>> Start Supplied information

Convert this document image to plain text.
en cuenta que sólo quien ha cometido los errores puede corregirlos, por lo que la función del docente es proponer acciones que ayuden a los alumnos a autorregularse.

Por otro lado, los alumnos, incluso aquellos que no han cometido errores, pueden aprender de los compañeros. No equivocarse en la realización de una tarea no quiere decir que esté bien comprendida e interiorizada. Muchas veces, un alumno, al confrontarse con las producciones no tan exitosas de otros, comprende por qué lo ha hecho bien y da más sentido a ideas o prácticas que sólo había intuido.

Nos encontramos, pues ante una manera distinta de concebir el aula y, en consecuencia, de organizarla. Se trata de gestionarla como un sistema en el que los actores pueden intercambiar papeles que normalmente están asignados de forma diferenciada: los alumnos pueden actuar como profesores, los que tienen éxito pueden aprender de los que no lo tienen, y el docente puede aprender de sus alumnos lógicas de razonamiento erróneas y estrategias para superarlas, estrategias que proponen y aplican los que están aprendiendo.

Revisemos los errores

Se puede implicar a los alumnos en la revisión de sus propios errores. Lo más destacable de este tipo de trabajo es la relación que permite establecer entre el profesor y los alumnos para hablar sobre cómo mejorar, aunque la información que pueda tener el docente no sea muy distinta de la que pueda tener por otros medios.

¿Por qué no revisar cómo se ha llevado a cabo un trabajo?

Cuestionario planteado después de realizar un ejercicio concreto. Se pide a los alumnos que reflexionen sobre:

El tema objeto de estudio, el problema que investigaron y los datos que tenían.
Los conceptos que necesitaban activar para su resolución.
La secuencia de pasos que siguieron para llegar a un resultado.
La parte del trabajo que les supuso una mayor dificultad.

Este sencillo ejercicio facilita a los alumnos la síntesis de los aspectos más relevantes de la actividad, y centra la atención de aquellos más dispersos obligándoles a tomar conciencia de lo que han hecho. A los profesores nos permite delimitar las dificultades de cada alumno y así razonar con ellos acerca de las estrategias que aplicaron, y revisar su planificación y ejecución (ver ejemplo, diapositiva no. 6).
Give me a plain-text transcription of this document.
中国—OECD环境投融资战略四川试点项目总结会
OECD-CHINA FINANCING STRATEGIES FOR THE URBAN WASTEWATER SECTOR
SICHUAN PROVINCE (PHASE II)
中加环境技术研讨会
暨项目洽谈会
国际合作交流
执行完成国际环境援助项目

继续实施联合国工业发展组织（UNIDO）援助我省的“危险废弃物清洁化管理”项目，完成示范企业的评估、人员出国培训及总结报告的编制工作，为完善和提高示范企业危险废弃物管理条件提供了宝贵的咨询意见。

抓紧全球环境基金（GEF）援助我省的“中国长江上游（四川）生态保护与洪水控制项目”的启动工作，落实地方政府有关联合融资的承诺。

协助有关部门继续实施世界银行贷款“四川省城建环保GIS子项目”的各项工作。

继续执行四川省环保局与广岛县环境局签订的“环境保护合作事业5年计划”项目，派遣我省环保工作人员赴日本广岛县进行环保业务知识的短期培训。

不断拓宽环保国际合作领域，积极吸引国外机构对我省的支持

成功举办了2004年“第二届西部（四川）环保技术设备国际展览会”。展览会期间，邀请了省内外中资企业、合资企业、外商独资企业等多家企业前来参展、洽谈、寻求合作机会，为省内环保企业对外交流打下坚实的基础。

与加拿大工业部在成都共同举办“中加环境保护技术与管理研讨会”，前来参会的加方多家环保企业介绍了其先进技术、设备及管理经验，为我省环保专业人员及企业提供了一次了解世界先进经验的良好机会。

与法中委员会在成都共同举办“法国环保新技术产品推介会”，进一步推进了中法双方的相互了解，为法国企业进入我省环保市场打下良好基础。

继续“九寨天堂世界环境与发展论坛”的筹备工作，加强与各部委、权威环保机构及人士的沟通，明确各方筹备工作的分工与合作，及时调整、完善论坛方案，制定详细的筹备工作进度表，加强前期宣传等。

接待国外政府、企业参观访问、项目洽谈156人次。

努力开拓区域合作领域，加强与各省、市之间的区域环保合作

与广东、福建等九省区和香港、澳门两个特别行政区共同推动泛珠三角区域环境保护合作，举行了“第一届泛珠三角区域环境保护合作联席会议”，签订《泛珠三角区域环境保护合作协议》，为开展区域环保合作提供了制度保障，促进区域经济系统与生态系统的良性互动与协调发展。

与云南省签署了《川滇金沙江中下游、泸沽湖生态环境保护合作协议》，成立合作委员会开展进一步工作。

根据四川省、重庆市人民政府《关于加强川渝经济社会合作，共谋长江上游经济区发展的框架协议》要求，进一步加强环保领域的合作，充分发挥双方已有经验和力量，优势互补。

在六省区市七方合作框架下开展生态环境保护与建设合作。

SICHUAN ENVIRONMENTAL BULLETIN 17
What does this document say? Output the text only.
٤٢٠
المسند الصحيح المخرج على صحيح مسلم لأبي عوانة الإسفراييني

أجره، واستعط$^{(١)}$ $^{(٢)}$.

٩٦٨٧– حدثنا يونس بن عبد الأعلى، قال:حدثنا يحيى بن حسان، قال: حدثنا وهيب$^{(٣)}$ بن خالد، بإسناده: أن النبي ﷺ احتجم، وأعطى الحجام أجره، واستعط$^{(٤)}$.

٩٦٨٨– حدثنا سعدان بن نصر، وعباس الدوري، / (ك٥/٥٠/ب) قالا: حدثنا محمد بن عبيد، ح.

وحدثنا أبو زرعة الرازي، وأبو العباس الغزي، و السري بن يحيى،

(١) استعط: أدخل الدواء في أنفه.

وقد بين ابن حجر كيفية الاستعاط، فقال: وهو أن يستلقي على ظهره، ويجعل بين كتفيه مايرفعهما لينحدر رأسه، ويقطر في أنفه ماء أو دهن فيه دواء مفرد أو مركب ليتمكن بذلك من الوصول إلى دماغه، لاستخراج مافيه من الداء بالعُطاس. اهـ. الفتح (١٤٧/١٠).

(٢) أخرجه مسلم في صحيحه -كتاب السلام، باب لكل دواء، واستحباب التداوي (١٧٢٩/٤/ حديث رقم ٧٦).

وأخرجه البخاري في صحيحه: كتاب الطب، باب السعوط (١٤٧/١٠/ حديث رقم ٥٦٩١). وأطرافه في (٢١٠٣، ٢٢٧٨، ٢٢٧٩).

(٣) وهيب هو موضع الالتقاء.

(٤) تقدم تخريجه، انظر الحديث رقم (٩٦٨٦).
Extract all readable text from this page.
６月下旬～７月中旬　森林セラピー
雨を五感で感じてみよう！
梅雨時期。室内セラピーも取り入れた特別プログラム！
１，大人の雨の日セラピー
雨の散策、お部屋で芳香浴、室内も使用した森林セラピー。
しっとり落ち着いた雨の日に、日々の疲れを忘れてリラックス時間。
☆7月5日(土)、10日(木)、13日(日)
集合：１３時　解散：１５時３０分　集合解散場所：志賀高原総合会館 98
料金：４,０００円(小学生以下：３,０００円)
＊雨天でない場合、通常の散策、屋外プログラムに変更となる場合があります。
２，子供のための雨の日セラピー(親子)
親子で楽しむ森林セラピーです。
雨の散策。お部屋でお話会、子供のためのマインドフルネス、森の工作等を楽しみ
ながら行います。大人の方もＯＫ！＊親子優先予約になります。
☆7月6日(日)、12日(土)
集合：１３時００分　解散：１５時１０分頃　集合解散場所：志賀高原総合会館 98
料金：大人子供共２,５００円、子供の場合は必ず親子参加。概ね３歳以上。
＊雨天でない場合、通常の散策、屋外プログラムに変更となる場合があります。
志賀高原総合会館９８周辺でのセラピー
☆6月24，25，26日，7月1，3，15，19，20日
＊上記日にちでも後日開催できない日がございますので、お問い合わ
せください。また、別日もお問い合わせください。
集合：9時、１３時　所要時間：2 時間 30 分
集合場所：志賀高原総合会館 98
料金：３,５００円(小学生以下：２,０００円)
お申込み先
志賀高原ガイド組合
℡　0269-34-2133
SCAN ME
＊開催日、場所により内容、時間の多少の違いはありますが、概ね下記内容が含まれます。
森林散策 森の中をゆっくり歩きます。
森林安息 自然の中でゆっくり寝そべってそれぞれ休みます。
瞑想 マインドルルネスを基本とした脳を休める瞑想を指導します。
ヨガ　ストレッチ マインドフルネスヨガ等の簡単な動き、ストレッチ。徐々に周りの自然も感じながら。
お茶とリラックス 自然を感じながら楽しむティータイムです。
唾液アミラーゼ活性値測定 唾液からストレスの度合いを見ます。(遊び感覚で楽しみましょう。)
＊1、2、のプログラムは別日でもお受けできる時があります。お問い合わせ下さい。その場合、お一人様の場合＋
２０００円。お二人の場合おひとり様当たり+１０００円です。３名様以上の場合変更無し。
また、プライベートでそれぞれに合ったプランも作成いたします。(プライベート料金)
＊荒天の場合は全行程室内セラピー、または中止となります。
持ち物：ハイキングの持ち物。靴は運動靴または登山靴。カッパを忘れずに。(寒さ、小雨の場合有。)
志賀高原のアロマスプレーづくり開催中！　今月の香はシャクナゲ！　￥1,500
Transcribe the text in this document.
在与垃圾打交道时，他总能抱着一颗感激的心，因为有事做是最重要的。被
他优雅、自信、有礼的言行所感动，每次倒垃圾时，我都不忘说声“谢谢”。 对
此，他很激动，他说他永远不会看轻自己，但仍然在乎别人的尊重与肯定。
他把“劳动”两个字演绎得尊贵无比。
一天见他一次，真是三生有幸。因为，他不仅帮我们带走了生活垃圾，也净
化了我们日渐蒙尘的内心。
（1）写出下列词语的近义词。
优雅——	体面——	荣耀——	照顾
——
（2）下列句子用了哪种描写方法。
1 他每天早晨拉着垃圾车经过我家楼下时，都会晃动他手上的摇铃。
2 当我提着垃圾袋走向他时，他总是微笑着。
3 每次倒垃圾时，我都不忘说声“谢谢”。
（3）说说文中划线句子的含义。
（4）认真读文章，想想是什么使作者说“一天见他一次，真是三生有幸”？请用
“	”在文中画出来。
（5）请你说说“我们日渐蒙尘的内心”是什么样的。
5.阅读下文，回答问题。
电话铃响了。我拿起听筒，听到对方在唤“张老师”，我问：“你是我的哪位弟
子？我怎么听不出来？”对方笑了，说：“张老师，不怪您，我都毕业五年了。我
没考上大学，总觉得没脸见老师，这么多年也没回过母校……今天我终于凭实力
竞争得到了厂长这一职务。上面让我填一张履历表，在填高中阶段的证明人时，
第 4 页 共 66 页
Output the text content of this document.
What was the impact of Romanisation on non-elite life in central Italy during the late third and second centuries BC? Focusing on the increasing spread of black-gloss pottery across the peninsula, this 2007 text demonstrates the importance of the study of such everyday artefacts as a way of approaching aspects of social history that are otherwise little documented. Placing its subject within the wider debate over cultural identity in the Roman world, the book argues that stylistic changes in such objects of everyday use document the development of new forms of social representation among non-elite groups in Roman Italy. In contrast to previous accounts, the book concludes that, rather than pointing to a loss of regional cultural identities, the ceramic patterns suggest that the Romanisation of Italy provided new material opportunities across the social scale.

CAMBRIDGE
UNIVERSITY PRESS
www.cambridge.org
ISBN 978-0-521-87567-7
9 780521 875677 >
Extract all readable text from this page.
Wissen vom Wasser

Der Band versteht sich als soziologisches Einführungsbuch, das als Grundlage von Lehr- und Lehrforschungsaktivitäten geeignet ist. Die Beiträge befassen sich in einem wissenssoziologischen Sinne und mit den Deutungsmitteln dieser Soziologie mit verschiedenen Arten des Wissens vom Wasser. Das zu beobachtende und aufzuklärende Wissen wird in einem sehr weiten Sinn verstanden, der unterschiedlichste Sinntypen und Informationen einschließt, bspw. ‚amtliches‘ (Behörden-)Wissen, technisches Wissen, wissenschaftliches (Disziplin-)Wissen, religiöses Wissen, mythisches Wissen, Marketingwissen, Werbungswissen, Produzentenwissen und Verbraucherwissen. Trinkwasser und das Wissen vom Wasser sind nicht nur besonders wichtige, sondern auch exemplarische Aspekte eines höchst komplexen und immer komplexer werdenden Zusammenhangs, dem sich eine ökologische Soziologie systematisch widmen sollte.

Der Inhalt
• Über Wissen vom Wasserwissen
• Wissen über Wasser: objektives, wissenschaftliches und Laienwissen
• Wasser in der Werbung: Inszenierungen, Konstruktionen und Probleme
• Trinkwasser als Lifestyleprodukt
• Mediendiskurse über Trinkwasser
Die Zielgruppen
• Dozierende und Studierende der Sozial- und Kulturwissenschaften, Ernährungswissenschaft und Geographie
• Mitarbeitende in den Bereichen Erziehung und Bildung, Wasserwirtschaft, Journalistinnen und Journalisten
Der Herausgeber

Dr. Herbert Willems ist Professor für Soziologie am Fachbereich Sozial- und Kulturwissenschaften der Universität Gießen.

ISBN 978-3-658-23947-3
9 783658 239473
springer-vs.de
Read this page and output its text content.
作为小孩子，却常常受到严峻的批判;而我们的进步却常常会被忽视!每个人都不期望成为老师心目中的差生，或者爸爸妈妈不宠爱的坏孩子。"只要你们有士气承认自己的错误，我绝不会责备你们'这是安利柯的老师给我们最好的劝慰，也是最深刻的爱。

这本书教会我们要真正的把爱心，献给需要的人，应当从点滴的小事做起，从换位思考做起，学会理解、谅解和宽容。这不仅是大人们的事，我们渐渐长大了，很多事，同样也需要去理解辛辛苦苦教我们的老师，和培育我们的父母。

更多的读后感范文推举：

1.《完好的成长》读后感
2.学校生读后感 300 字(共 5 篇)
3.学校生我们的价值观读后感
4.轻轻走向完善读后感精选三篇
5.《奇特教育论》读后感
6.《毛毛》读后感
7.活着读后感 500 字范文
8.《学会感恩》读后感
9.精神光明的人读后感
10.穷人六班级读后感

>> End Supplied information

§ Objective: From the listing above, copy every line that holds the string "otros".

§ Response:
Por otro lado, los alumnos, incluso aquellos que no han cometido errores, pueden aprender de los compañeros. No equivocarse en la realización de una tarea no quiere decir que esté bien comprendida e interiorizada. Muchas veces, un alumno, al confrontarse con las producciones no tan exitosas de otros, comprende por qué lo ha hecho bien y da más sentido a ideas o prácticas que sólo había intuido.
Se puede implicar a los alumnos en la revisión de sus propios errores. Lo más destacable de este tipo de trabajo es la relación que permite establecer entre el profesor y los alumnos para hablar sobre cómo mejorar, aunque la información que pueda tener el docente no sea muy distinta de la que pueda tener por otros medios.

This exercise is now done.